* [Exercise task]: Lift out each line of the data that holds "login".

───── Given data ─────

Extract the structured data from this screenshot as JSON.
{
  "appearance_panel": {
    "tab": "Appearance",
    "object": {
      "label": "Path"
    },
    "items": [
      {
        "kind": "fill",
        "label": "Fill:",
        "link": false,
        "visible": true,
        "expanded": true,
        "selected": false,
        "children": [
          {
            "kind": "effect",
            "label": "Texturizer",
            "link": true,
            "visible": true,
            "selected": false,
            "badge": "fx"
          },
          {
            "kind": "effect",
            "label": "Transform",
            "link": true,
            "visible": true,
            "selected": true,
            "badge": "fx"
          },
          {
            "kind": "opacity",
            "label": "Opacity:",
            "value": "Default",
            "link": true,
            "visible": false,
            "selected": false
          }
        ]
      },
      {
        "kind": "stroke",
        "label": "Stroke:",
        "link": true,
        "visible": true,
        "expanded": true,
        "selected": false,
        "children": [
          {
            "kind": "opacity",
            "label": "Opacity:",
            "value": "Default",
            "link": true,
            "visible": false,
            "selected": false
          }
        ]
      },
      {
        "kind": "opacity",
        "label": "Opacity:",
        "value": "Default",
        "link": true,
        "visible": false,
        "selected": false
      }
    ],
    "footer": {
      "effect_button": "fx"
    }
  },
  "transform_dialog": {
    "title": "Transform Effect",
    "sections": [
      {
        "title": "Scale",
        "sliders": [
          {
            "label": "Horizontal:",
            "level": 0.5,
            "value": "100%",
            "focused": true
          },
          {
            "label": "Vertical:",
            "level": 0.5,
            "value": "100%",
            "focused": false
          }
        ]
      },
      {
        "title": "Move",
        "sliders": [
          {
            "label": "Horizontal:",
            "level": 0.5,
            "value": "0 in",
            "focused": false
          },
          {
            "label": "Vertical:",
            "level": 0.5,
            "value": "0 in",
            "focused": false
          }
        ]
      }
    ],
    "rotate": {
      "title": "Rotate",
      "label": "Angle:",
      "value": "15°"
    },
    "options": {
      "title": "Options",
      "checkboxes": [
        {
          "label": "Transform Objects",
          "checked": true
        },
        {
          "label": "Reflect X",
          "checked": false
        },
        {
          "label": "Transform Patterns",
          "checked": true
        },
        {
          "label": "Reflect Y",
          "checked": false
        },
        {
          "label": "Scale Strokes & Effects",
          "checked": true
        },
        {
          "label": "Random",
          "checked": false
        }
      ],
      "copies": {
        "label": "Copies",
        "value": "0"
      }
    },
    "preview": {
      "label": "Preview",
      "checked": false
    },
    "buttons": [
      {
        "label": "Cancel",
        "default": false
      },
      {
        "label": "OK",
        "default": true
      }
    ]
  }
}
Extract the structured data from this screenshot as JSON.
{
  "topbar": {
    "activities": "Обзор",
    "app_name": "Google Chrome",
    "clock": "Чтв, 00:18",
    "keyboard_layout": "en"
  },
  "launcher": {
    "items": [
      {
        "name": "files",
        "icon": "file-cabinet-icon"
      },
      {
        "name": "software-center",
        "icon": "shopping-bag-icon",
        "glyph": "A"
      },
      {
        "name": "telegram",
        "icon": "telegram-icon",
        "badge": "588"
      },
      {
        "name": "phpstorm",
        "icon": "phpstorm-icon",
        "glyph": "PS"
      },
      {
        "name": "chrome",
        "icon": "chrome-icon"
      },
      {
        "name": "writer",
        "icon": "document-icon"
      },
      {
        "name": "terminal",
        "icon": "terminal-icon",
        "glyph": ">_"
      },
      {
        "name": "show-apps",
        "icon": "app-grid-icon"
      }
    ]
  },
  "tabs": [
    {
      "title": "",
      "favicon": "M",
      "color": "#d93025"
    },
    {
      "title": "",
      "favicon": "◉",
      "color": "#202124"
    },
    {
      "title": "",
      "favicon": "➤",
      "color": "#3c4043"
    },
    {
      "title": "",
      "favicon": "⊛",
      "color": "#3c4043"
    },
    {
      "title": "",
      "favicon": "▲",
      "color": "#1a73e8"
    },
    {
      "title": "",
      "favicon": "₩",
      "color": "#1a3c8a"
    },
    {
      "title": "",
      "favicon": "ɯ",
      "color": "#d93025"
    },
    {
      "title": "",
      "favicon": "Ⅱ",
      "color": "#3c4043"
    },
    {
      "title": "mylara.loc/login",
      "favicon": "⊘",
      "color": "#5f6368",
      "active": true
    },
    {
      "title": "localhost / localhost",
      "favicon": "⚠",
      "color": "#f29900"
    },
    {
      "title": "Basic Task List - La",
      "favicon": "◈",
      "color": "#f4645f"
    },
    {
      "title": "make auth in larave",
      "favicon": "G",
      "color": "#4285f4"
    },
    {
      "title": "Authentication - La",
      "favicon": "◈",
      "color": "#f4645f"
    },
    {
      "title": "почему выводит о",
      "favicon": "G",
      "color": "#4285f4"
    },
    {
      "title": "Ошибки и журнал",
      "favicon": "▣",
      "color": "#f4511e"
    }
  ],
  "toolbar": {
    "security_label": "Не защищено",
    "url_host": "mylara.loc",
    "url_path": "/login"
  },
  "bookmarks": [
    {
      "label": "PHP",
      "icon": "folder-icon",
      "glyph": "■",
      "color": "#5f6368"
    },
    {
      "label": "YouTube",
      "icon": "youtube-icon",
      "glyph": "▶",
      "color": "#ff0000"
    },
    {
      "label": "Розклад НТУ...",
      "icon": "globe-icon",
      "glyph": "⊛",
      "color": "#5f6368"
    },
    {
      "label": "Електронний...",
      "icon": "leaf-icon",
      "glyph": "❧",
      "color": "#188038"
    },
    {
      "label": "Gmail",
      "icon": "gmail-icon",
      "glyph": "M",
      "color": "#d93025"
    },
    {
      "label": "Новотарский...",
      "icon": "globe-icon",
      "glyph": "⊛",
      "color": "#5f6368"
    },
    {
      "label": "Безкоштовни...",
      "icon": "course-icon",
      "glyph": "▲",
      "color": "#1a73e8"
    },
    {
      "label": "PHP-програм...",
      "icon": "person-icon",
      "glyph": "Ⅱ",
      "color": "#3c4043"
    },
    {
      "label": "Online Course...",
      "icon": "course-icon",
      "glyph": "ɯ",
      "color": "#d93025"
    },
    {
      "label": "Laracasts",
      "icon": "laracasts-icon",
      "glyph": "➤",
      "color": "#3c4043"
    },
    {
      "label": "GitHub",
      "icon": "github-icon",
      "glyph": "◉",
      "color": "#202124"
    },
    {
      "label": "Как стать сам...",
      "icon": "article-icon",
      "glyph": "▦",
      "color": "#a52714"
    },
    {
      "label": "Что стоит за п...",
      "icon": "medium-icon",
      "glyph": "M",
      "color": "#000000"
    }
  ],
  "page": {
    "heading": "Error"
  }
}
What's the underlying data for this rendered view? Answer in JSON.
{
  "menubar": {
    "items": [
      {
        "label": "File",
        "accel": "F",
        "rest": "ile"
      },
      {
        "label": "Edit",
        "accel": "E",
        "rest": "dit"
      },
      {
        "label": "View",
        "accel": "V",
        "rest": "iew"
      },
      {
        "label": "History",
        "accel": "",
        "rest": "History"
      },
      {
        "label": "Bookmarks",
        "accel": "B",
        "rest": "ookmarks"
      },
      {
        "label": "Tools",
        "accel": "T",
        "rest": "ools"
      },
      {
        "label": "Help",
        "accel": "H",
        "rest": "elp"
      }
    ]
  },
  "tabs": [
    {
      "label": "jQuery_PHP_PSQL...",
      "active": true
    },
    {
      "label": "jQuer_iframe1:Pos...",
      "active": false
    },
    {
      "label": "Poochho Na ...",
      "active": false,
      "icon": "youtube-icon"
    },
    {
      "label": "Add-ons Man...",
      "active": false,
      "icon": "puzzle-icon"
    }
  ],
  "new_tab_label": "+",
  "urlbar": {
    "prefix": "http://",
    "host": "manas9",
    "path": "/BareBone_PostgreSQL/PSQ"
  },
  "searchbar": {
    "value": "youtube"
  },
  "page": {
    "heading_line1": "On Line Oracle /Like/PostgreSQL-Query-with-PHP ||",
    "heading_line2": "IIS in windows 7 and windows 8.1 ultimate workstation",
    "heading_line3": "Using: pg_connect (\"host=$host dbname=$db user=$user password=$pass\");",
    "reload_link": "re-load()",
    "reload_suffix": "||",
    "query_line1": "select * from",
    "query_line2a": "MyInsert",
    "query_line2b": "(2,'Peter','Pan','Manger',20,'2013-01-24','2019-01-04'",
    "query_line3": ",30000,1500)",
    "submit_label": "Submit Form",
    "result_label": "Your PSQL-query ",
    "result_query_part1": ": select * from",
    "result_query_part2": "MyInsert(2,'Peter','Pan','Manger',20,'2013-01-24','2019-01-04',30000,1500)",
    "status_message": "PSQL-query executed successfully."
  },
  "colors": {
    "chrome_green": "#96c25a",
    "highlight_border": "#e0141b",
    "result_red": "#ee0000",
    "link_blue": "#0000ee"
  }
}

─────

* [Full response]:
      "title": "mylara.loc/login",
    "url_path": "/login"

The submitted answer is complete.